● What you will do
Extract the lines that carry the string "주십시오" from the listing.

-------------------------

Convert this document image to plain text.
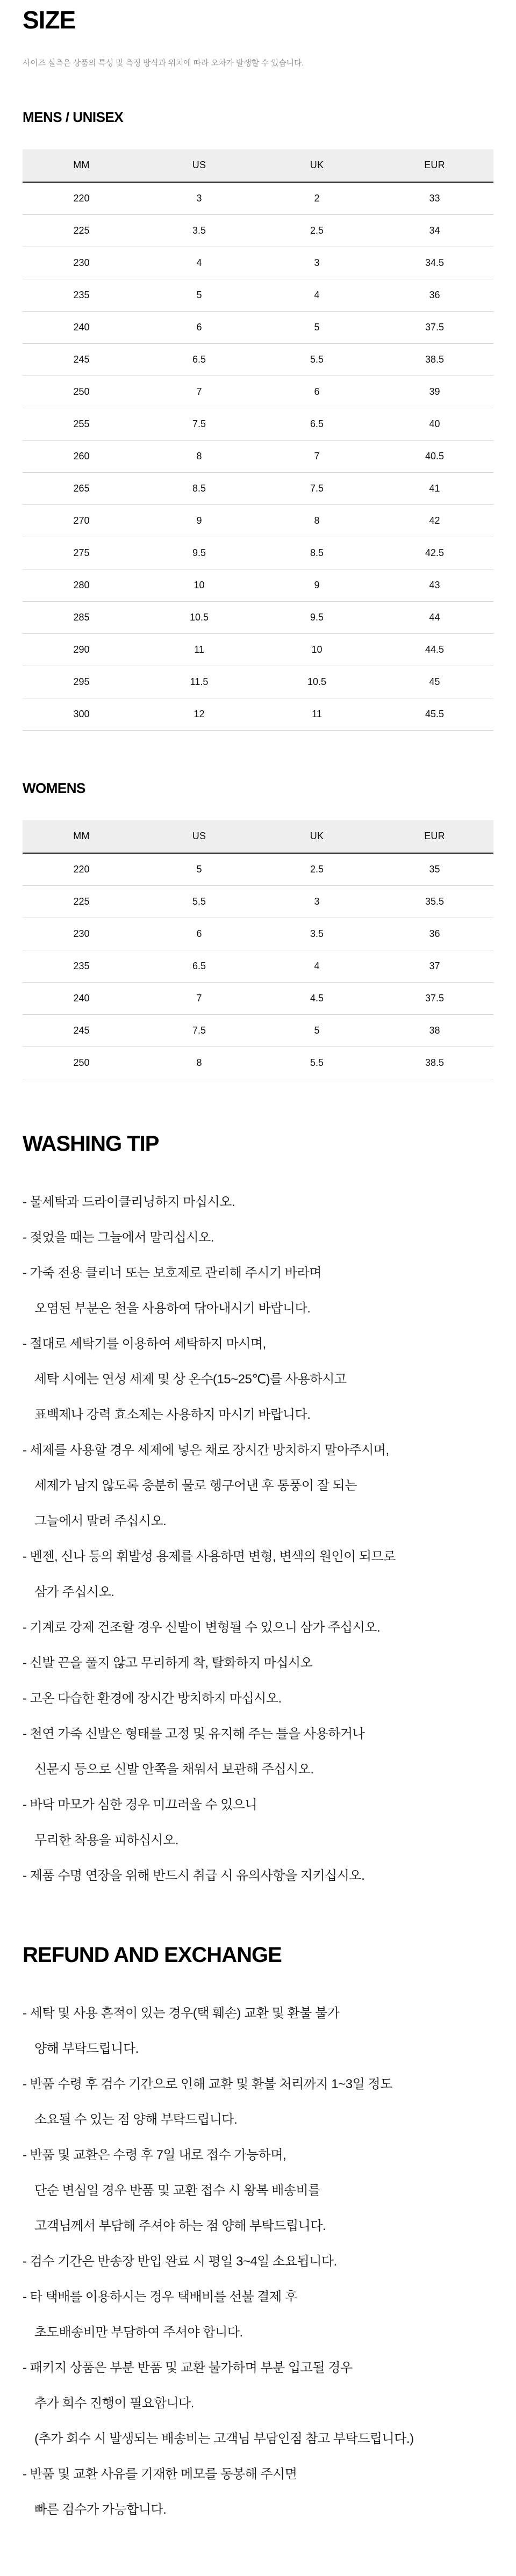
SIZE

사이즈 실측은 상품의 특성 및 측정 방식과 위치에 따라 오차가 발생할 수 있습니다.

MENS / UNISEX
MM	US	UK	EUR
220	3	2	33
225	3.5	2.5	34
230	4	3	34.5
235	5	4	36
240	6	5	37.5
245	6.5	5.5	38.5
250	7	6	39
255	7.5	6.5	40
260	8	7	40.5
265	8.5	7.5	41
270	9	8	42
275	9.5	8.5	42.5
280	10	9	43
285	10.5	9.5	44
290	11	10	44.5
295	11.5	10.5	45
300	12	11	45.5
WOMENS
MM	US	UK	EUR
220	5	2.5	35
225	5.5	3	35.5
230	6	3.5	36
235	6.5	4	37
240	7	4.5	37.5
245	7.5	5	38
250	8	5.5	38.5
WASHING TIP
- 물세탁과 드라이클리닝하지 마십시오.
- 젖었을 때는 그늘에서 말리십시오.
- 가죽 전용 클리너 또는 보호제로 관리해 주시기 바라며
오염된 부분은 천을 사용하여 닦아내시기 바랍니다.
- 절대로 세탁기를 이용하여 세탁하지 마시며,
세탁 시에는 연성 세제 및 상 온수(15~25℃)를 사용하시고
표백제나 강력 효소제는 사용하지 마시기 바랍니다.
- 세제를 사용할 경우 세제에 넣은 채로 장시간 방치하지 말아주시며,
세제가 남지 않도록 충분히 물로 헹구어낸 후 통풍이 잘 되는
그늘에서 말려 주십시오.
- 벤젠, 신나 등의 휘발성 용제를 사용하면 변형, 변색의 원인이 되므로
삼가 주십시오.
- 기계로 강제 건조할 경우 신발이 변형될 수 있으니 삼가 주십시오.
- 신발 끈을 풀지 않고 무리하게 착, 탈화하지 마십시오
- 고온 다습한 환경에 장시간 방치하지 마십시오.
- 천연 가죽 신발은 형태를 고정 및 유지해 주는 틀을 사용하거나
신문지 등으로 신발 안쪽을 채워서 보관해 주십시오.
- 바닥 마모가 심한 경우 미끄러울 수 있으니
무리한 착용을 피하십시오.
- 제품 수명 연장을 위해 반드시 취급 시 유의사항을 지키십시오.
REFUND AND EXCHANGE
- 세탁 및 사용 흔적이 있는 경우(택 훼손) 교환 및 환불 불가
양해 부탁드립니다.
- 반품 수령 후 검수 기간으로 인해 교환 및 환불 처리까지 1~3일 정도
소요될 수 있는 점 양해 부탁드립니다.
- 반품 및 교환은 수령 후 7일 내로 접수 가능하며,
단순 변심일 경우 반품 및 교환 접수 시 왕복 배송비를
고객님께서 부담해 주셔야 하는 점 양해 부탁드립니다.
- 검수 기간은 반송장 반입 완료 시 평일 3~4일 소요됩니다.
- 타 택배를 이용하시는 경우 택배비를 선불 결제 후
초도배송비만 부담하여 주셔야 합니다.
- 패키지 상품은 부분 반품 및 교환 불가하며 부분 입고될 경우
추가 회수 진행이 필요합니다.
(추가 회수 시 발생되는 배송비는 고객님 부담인점 참고 부탁드립니다.)
- 반품 및 교환 사유를 기재한 메모를 동봉해 주시면
빠른 검수가 가능합니다.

-------------------------

● Final result
그늘에서 말려 주십시오.
삼가 주십시오.
- 기계로 강제 건조할 경우 신발이 변형될 수 있으니 삼가 주십시오.
신문지 등으로 신발 안쪽을 채워서 보관해 주십시오.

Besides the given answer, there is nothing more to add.